**Aim of the task:**
Return all of the entries word for word, but omit the pictures they contain.

**Exercise inputs:**
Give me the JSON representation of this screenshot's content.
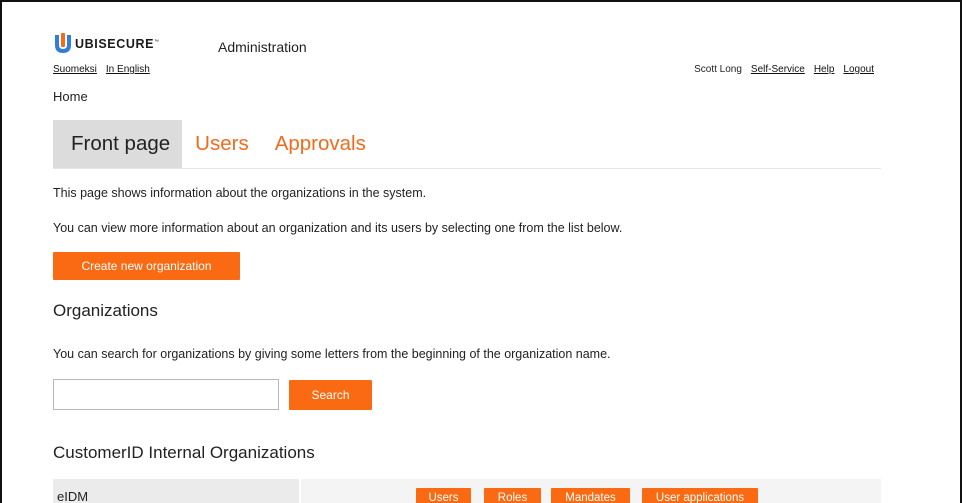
{
  "header": {
    "logo_text": "UBISECURE",
    "logo_tm": "™",
    "app_title": "Administration",
    "languages": [
      "Suomeksi",
      "In English"
    ],
    "user_name": "Scott Long",
    "user_links": [
      "Self-Service",
      "Help",
      "Logout"
    ]
  },
  "breadcrumb": "Home",
  "tabs": [
    {
      "label": "Front page",
      "active": true
    },
    {
      "label": "Users",
      "active": false
    },
    {
      "label": "Approvals",
      "active": false
    }
  ],
  "main": {
    "intro_1": "This page shows information about the organizations in the system.",
    "intro_2": "You can view more information about an organization and its users by selecting one from the list below.",
    "create_button": "Create new organization",
    "organizations_title": "Organizations",
    "search_help": "You can search for organizations by giving some letters from the beginning of the organization name.",
    "search_value": "",
    "search_button": "Search",
    "internal_title": "CustomerID Internal Organizations",
    "org_rows": [
      {
        "name": "eIDM",
        "actions": [
          "Users",
          "Roles",
          "Mandates",
          "User applications"
        ]
      }
    ]
  },
  "colors": {
    "accent": "#f96a12",
    "tab_link": "#f26b1d",
    "active_tab_bg": "#dcdcdc",
    "logo_blue": "#2f7fd8"
  },
  "icons": {
    "logo": "ubisecure-u-logo-icon"
  }
}
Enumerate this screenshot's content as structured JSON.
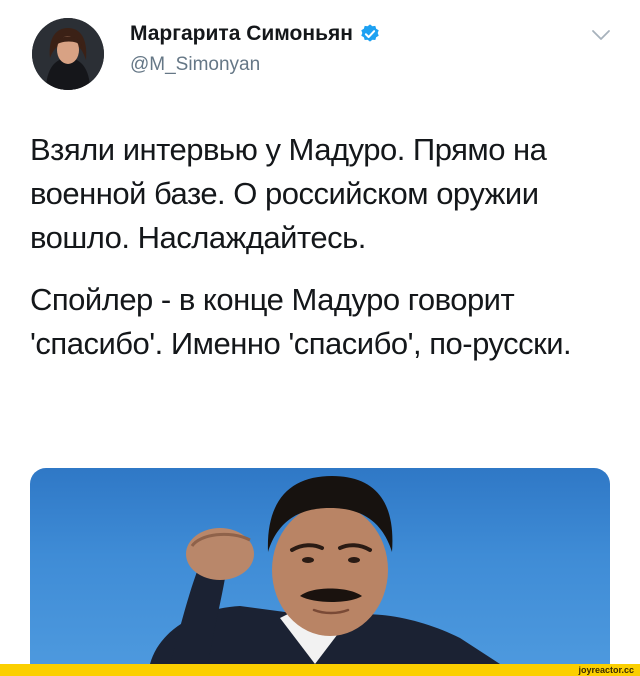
{
  "author": {
    "name": "Маргарита Симоньян",
    "handle": "@M_Simonyan",
    "verified": true
  },
  "tweet": {
    "paragraphs": [
      "Взяли интервью у Мадуро. Прямо на военной базе. О российском оружии вошло. Наслаждайтесь.",
      "Спойлер - в конце Мадуро говорит 'спасибо'. Именно 'спасибо', по-русски."
    ]
  },
  "icons": {
    "verified": "verified-badge-icon",
    "menu": "chevron-down-icon"
  },
  "watermark": {
    "text": "joyreactor.cc"
  },
  "colors": {
    "text": "#14171a",
    "secondary_text": "#657786",
    "verified_blue": "#1da1f2",
    "media_background": "#3f8cd6",
    "footer_bar": "#fbcf00"
  }
}
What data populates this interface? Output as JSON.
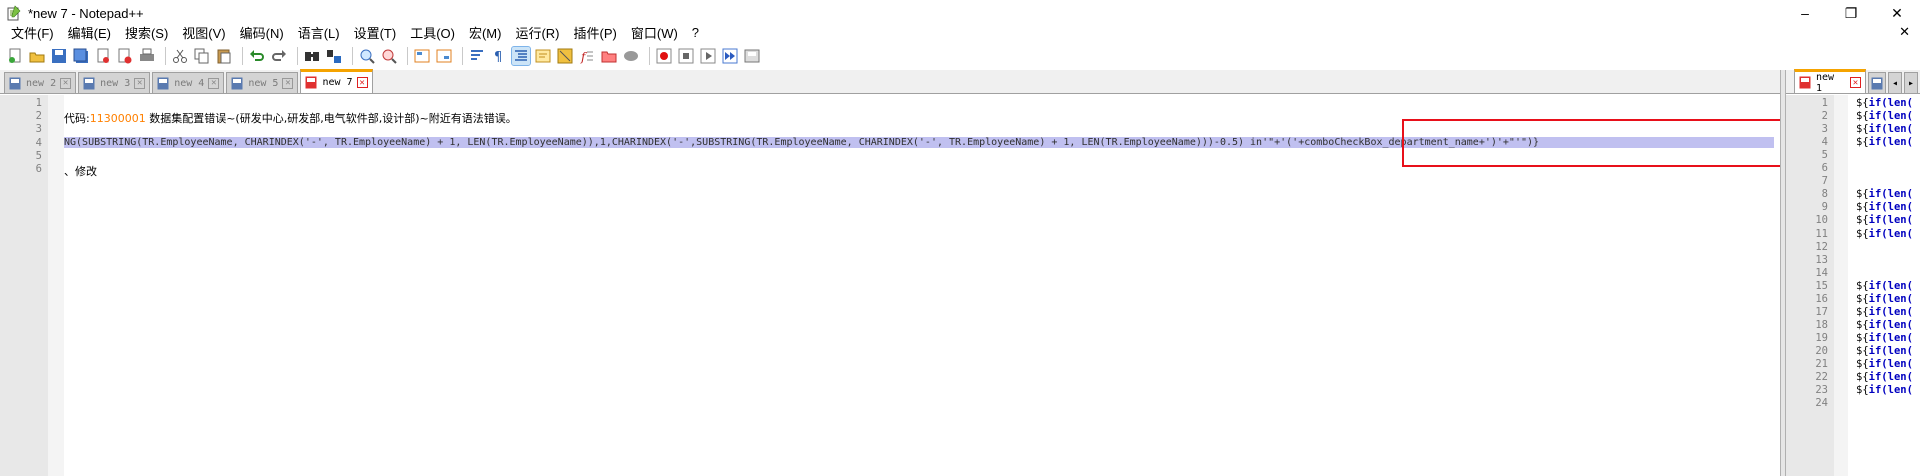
{
  "window": {
    "title": "*new 7 - Notepad++",
    "controls": [
      "–",
      "❐",
      "✕"
    ],
    "doc_close": "✕"
  },
  "menu": [
    "文件(F)",
    "编辑(E)",
    "搜索(S)",
    "视图(V)",
    "编码(N)",
    "语言(L)",
    "设置(T)",
    "工具(O)",
    "宏(M)",
    "运行(R)",
    "插件(P)",
    "窗口(W)",
    "?"
  ],
  "toolbar_icons": [
    "new-file-icon",
    "open-file-icon",
    "save-icon",
    "save-all-icon",
    "close-icon",
    "close-all-icon",
    "print-icon",
    "cut-icon",
    "copy-icon",
    "paste-icon",
    "undo-icon",
    "redo-icon",
    "find-icon",
    "replace-icon",
    "zoom-in-icon",
    "zoom-out-icon",
    "sync-vertical-icon",
    "sync-horizontal-icon",
    "word-wrap-icon",
    "show-all-chars-icon",
    "indent-guide-icon",
    "udl-icon",
    "doc-map-icon",
    "function-list-icon",
    "folder-workspace-icon",
    "monitoring-icon",
    "record-macro-icon",
    "stop-macro-icon",
    "play-macro-icon",
    "run-macro-multiple-icon",
    "save-macro-icon"
  ],
  "left_tabs": [
    {
      "label": "new 2",
      "active": false
    },
    {
      "label": "new 3",
      "active": false
    },
    {
      "label": "new 4",
      "active": false
    },
    {
      "label": "new 5",
      "active": false
    },
    {
      "label": "new 7",
      "active": true
    }
  ],
  "right_tabs": [
    {
      "label": "new 1",
      "active": true
    }
  ],
  "tab_close_glyph": "✕",
  "tab_nav": [
    "◂",
    "▸"
  ],
  "left_editor": {
    "line_numbers": [
      "1",
      "2",
      "3",
      "4",
      "5",
      "6"
    ],
    "line2_pre": "代码:",
    "line2_code": "11300001",
    "line2_post": " 数据集配置错误~(研发中心,研发部,电气软件部,设计部)~附近有语法错误。",
    "line4_main": "NG(SUBSTRING(TR.EmployeeName, CHARINDEX('-', TR.EmployeeName) + 1, LEN(TR.EmployeeName)),1,CHARINDEX('-',SUBSTRING(TR.EmployeeName, CHARINDEX('-', TR.EmployeeName) + 1, LEN(TR.EmployeeName)))-0.5) in'\"+'('+comboCheckBox_department_name+')'+\"'\")}",
    "line6": "、修改"
  },
  "right_editor": {
    "line_numbers": [
      "1",
      "2",
      "3",
      "4",
      "5",
      "6",
      "7",
      "8",
      "9",
      "10",
      "11",
      "12",
      "13",
      "14",
      "15",
      "16",
      "17",
      "18",
      "19",
      "20",
      "21",
      "22",
      "23",
      "24"
    ],
    "code_prefix": "${",
    "code_kw": "if(len(",
    "code_lines": [
      1,
      2,
      3,
      4,
      8,
      9,
      10,
      11,
      15,
      16,
      17,
      18,
      19,
      20,
      21,
      22,
      23
    ]
  }
}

**Task solution:**
Give me the JSON representation of this screenshot's content.
{
  "header": {
    "logo_text": "UBISECURE",
    "logo_tm": "™",
    "app_title": "Administration",
    "languages": [
      "Suomeksi",
      "In English"
    ],
    "user_name": "Scott Long",
    "user_links": [
      "Self-Service",
      "Help",
      "Logout"
    ]
  },
  "breadcrumb": "Home",
  "tabs": [
    {
      "label": "Front page",
      "active": true
    },
    {
      "label": "Users",
      "active": false
    },
    {
      "label": "Approvals",
      "active": false
    }
  ],
  "main": {
    "intro_1": "This page shows information about the organizations in the system.",
    "intro_2": "You can view more information about an organization and its users by selecting one from the list below.",
    "create_button": "Create new organization",
    "organizations_title": "Organizations",
    "search_help": "You can search for organizations by giving some letters from the beginning of the organization name.",
    "search_value": "",
    "search_button": "Search",
    "internal_title": "CustomerID Internal Organizations",
    "org_rows": [
      {
        "name": "eIDM",
        "actions": [
          "Users",
          "Roles",
          "Mandates",
          "User applications"
        ]
      }
    ]
  },
  "colors": {
    "accent": "#f96a12",
    "tab_link": "#f26b1d",
    "active_tab_bg": "#dcdcdc",
    "logo_blue": "#2f7fd8"
  },
  "icons": {
    "logo": "ubisecure-u-logo-icon"
  }
}
Enumerate this screenshot's content as structured JSON.
{
  "author": {
    "name": "Маргарита Симоньян",
    "handle": "@M_Simonyan",
    "verified": true
  },
  "tweet": {
    "paragraphs": [
      "Взяли интервью у Мадуро. Прямо на военной базе. О российском оружии вошло. Наслаждайтесь.",
      "Спойлер - в конце Мадуро говорит 'спасибо'. Именно 'спасибо', по-русски."
    ]
  },
  "icons": {
    "verified": "verified-badge-icon",
    "menu": "chevron-down-icon"
  },
  "watermark": {
    "text": "joyreactor.cc"
  },
  "colors": {
    "text": "#14171a",
    "secondary_text": "#657786",
    "verified_blue": "#1da1f2",
    "media_background": "#3f8cd6",
    "footer_bar": "#fbcf00"
  }
}
What data populates this interface? Output as JSON.
{
  "window": {
    "title": "*new 7 - Notepad++",
    "controls": [
      "–",
      "❐",
      "✕"
    ],
    "doc_close": "✕"
  },
  "menu": [
    "文件(F)",
    "编辑(E)",
    "搜索(S)",
    "视图(V)",
    "编码(N)",
    "语言(L)",
    "设置(T)",
    "工具(O)",
    "宏(M)",
    "运行(R)",
    "插件(P)",
    "窗口(W)",
    "?"
  ],
  "toolbar_icons": [
    "new-file-icon",
    "open-file-icon",
    "save-icon",
    "save-all-icon",
    "close-icon",
    "close-all-icon",
    "print-icon",
    "cut-icon",
    "copy-icon",
    "paste-icon",
    "undo-icon",
    "redo-icon",
    "find-icon",
    "replace-icon",
    "zoom-in-icon",
    "zoom-out-icon",
    "sync-vertical-icon",
    "sync-horizontal-icon",
    "word-wrap-icon",
    "show-all-chars-icon",
    "indent-guide-icon",
    "udl-icon",
    "doc-map-icon",
    "function-list-icon",
    "folder-workspace-icon",
    "monitoring-icon",
    "record-macro-icon",
    "stop-macro-icon",
    "play-macro-icon",
    "run-macro-multiple-icon",
    "save-macro-icon"
  ],
  "left_tabs": [
    {
      "label": "new 2",
      "active": false
    },
    {
      "label": "new 3",
      "active": false
    },
    {
      "label": "new 4",
      "active": false
    },
    {
      "label": "new 5",
      "active": false
    },
    {
      "label": "new 7",
      "active": true
    }
  ],
  "right_tabs": [
    {
      "label": "new 1",
      "active": true
    }
  ],
  "tab_close_glyph": "✕",
  "tab_nav": [
    "◂",
    "▸"
  ],
  "left_editor": {
    "line_numbers": [
      "1",
      "2",
      "3",
      "4",
      "5",
      "6"
    ],
    "line2_pre": "代码:",
    "line2_code": "11300001",
    "line2_post": " 数据集配置错误~(研发中心,研发部,电气软件部,设计部)~附近有语法错误。",
    "line4_main": "NG(SUBSTRING(TR.EmployeeName, CHARINDEX('-', TR.EmployeeName) + 1, LEN(TR.EmployeeName)),1,CHARINDEX('-',SUBSTRING(TR.EmployeeName, CHARINDEX('-', TR.EmployeeName) + 1, LEN(TR.EmployeeName)))-0.5) in'\"+'('+comboCheckBox_department_name+')'+\"'\")}",
    "line6": "、修改"
  },
  "right_editor": {
    "line_numbers": [
      "1",
      "2",
      "3",
      "4",
      "5",
      "6",
      "7",
      "8",
      "9",
      "10",
      "11",
      "12",
      "13",
      "14",
      "15",
      "16",
      "17",
      "18",
      "19",
      "20",
      "21",
      "22",
      "23",
      "24"
    ],
    "code_prefix": "${",
    "code_kw": "if(len(",
    "code_lines": [
      1,
      2,
      3,
      4,
      8,
      9,
      10,
      11,
      15,
      16,
      17,
      18,
      19,
      20,
      21,
      22,
      23
    ]
  }
}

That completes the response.